▶
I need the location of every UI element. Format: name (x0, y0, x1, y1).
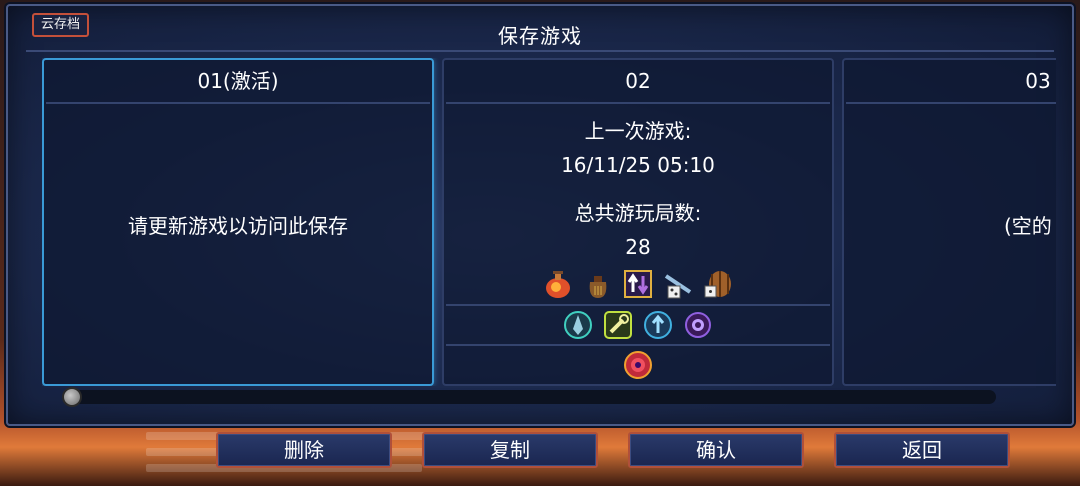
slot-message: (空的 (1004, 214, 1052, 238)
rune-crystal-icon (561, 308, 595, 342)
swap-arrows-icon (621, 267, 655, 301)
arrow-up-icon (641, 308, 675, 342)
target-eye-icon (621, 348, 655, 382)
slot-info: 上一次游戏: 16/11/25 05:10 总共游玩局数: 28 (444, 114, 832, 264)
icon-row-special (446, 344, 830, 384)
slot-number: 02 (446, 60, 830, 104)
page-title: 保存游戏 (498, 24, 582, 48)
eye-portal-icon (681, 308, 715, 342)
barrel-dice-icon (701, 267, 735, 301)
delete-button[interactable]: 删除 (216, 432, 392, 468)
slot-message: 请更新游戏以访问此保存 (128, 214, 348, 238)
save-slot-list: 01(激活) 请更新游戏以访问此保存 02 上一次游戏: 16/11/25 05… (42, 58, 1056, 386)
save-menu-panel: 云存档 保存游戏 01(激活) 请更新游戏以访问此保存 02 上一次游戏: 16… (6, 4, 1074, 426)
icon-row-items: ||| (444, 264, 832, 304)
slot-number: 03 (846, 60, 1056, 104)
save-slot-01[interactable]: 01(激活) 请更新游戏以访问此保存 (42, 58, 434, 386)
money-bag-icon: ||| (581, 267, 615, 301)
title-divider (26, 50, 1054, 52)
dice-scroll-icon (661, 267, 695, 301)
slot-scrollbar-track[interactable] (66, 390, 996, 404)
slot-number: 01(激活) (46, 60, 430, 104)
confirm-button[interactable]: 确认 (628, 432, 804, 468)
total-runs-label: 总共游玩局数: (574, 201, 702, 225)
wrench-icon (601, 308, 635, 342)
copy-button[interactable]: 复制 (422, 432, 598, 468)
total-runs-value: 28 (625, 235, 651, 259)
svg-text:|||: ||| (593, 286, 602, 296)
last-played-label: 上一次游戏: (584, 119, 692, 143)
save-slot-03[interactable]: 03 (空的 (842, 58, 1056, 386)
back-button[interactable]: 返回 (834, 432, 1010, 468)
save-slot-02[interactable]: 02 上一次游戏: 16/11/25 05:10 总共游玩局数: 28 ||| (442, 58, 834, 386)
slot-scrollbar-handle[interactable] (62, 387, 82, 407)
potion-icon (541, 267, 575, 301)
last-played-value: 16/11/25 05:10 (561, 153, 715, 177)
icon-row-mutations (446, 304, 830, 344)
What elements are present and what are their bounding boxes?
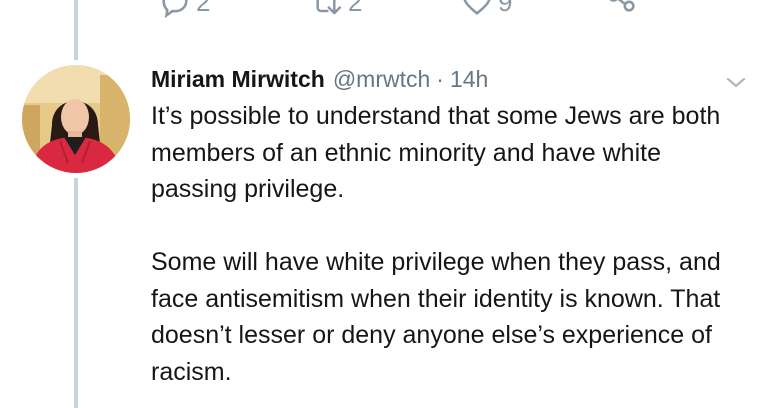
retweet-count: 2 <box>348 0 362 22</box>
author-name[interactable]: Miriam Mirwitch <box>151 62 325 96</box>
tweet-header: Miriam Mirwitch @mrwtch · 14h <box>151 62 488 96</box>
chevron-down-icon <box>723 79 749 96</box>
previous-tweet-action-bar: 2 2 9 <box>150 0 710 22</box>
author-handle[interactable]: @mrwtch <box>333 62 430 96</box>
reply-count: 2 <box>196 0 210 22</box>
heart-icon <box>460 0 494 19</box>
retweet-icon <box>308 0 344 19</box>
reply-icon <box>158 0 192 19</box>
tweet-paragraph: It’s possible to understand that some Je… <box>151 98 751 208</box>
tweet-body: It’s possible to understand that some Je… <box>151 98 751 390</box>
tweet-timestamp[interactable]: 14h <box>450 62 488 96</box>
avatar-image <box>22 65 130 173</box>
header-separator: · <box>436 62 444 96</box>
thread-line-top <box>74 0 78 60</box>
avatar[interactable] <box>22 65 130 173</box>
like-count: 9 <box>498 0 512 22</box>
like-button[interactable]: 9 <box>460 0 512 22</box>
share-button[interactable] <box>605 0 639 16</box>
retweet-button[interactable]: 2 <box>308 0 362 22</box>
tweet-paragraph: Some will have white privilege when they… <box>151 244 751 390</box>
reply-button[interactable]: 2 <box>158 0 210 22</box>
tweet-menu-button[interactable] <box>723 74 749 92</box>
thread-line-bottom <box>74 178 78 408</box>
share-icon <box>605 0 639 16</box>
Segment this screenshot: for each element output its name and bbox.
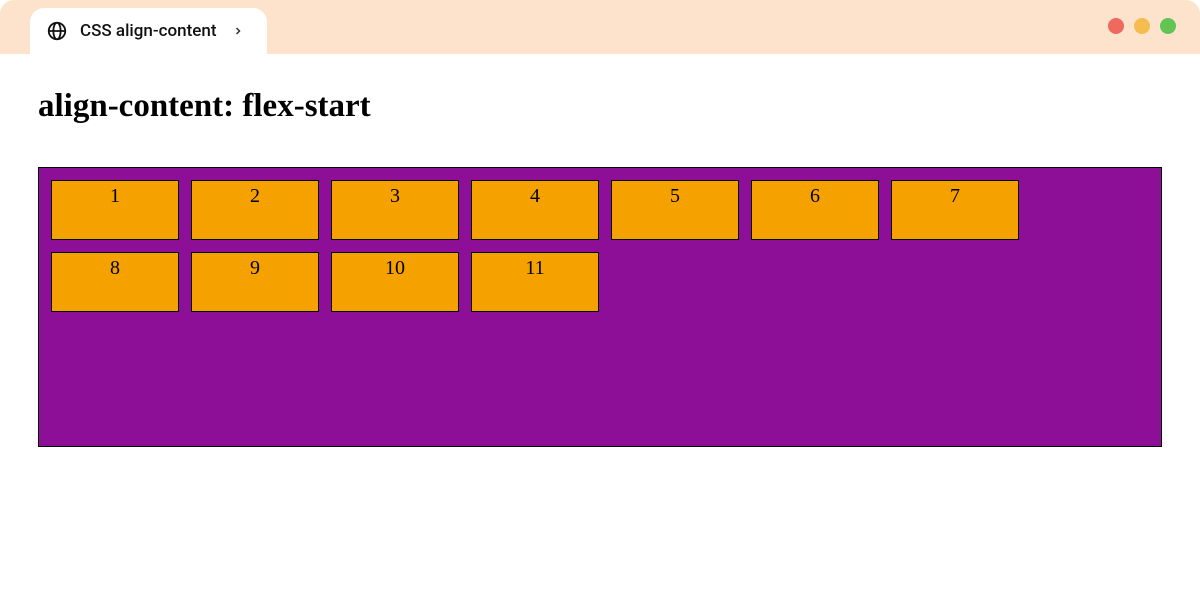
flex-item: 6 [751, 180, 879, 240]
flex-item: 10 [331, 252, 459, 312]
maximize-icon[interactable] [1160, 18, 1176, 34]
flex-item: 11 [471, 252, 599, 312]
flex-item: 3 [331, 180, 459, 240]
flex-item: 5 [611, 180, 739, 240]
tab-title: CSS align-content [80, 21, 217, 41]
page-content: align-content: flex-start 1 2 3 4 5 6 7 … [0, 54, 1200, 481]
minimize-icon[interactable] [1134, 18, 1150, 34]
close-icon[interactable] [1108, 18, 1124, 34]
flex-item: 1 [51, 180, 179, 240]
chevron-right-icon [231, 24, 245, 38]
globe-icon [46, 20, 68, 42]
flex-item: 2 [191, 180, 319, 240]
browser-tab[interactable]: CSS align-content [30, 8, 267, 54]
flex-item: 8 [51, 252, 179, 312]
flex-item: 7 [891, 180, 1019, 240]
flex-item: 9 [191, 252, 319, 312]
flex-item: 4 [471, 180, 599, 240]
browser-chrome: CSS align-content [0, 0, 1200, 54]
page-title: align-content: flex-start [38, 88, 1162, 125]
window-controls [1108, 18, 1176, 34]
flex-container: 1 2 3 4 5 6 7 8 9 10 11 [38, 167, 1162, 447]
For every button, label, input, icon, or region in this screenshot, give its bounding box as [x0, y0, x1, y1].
◀
> **Énoncé de la tâche**
Recopiez à l'identique l'ensemble des entrées ci-dessus, en omettant les images.

> **Résultat de la tâche**
I need the location of every UI element. Format: name (x0, y0, x1, y1).
slot-message: (空的 (1004, 214, 1052, 238)
rune-crystal-icon (561, 308, 595, 342)
swap-arrows-icon (621, 267, 655, 301)
arrow-up-icon (641, 308, 675, 342)
target-eye-icon (621, 348, 655, 382)
slot-info: 上一次游戏: 16/11/25 05:10 总共游玩局数: 28 (444, 114, 832, 264)
icon-row-special (446, 344, 830, 384)
slot-number: 02 (446, 60, 830, 104)
page-title: 保存游戏 (498, 24, 582, 48)
eye-portal-icon (681, 308, 715, 342)
barrel-dice-icon (701, 267, 735, 301)
delete-button[interactable]: 删除 (216, 432, 392, 468)
slot-message: 请更新游戏以访问此保存 (128, 214, 348, 238)
save-slot-list: 01(激活) 请更新游戏以访问此保存 02 上一次游戏: 16/11/25 05… (42, 58, 1056, 386)
save-menu-panel: 云存档 保存游戏 01(激活) 请更新游戏以访问此保存 02 上一次游戏: 16… (6, 4, 1074, 426)
icon-row-items: ||| (444, 264, 832, 304)
slot-number: 03 (846, 60, 1056, 104)
save-slot-01[interactable]: 01(激活) 请更新游戏以访问此保存 (42, 58, 434, 386)
money-bag-icon: ||| (581, 267, 615, 301)
title-divider (26, 50, 1054, 52)
dice-scroll-icon (661, 267, 695, 301)
slot-scrollbar-track[interactable] (66, 390, 996, 404)
slot-number: 01(激活) (46, 60, 430, 104)
confirm-button[interactable]: 确认 (628, 432, 804, 468)
total-runs-label: 总共游玩局数: (574, 201, 702, 225)
wrench-icon (601, 308, 635, 342)
copy-button[interactable]: 复制 (422, 432, 598, 468)
total-runs-value: 28 (625, 235, 651, 259)
svg-text:|||: ||| (593, 286, 602, 296)
last-played-label: 上一次游戏: (584, 119, 692, 143)
save-slot-03[interactable]: 03 (空的 (842, 58, 1056, 386)
back-button[interactable]: 返回 (834, 432, 1010, 468)
save-slot-02[interactable]: 02 上一次游戏: 16/11/25 05:10 总共游玩局数: 28 ||| (442, 58, 834, 386)
slot-scrollbar-handle[interactable] (62, 387, 82, 407)
potion-icon (541, 267, 575, 301)
last-played-value: 16/11/25 05:10 (561, 153, 715, 177)
icon-row-mutations (446, 304, 830, 344)
What elements are present and what are their bounding boxes?
retweet-count: 2 <box>348 0 362 22</box>
author-name[interactable]: Miriam Mirwitch <box>151 62 325 96</box>
tweet-header: Miriam Mirwitch @mrwtch · 14h <box>151 62 488 96</box>
chevron-down-icon <box>723 79 749 96</box>
previous-tweet-action-bar: 2 2 9 <box>150 0 710 22</box>
author-handle[interactable]: @mrwtch <box>333 62 430 96</box>
reply-count: 2 <box>196 0 210 22</box>
heart-icon <box>460 0 494 19</box>
retweet-icon <box>308 0 344 19</box>
reply-icon <box>158 0 192 19</box>
tweet-paragraph: It’s possible to understand that some Je… <box>151 98 751 208</box>
tweet-body: It’s possible to understand that some Je… <box>151 98 751 390</box>
tweet-timestamp[interactable]: 14h <box>450 62 488 96</box>
avatar-image <box>22 65 130 173</box>
header-separator: · <box>436 62 444 96</box>
thread-line-top <box>74 0 78 60</box>
avatar[interactable] <box>22 65 130 173</box>
like-count: 9 <box>498 0 512 22</box>
like-button[interactable]: 9 <box>460 0 512 22</box>
share-button[interactable] <box>605 0 639 16</box>
retweet-button[interactable]: 2 <box>308 0 362 22</box>
tweet-paragraph: Some will have white privilege when they… <box>151 244 751 390</box>
reply-button[interactable]: 2 <box>158 0 210 22</box>
tweet-menu-button[interactable] <box>723 74 749 92</box>
thread-line-bottom <box>74 178 78 408</box>
share-icon <box>605 0 639 16</box>
Segment this screenshot: for each element output its name and bbox.
flex-item: 6 [751, 180, 879, 240]
flex-item: 10 [331, 252, 459, 312]
maximize-icon[interactable] [1160, 18, 1176, 34]
flex-item: 11 [471, 252, 599, 312]
flex-item: 3 [331, 180, 459, 240]
flex-item: 5 [611, 180, 739, 240]
tab-title: CSS align-content [80, 21, 217, 41]
page-content: align-content: flex-start 1 2 3 4 5 6 7 … [0, 54, 1200, 481]
minimize-icon[interactable] [1134, 18, 1150, 34]
close-icon[interactable] [1108, 18, 1124, 34]
flex-item: 1 [51, 180, 179, 240]
chevron-right-icon [231, 24, 245, 38]
globe-icon [46, 20, 68, 42]
flex-item: 2 [191, 180, 319, 240]
browser-tab[interactable]: CSS align-content [30, 8, 267, 54]
flex-item: 8 [51, 252, 179, 312]
flex-item: 7 [891, 180, 1019, 240]
flex-item: 9 [191, 252, 319, 312]
flex-item: 4 [471, 180, 599, 240]
browser-chrome: CSS align-content [0, 0, 1200, 54]
page-title: align-content: flex-start [38, 88, 1162, 125]
window-controls [1108, 18, 1176, 34]
flex-container: 1 2 3 4 5 6 7 8 9 10 11 [38, 167, 1162, 447]
For every button, label, input, icon, or region in this screenshot, give its bounding box as [x0, y0, x1, y1].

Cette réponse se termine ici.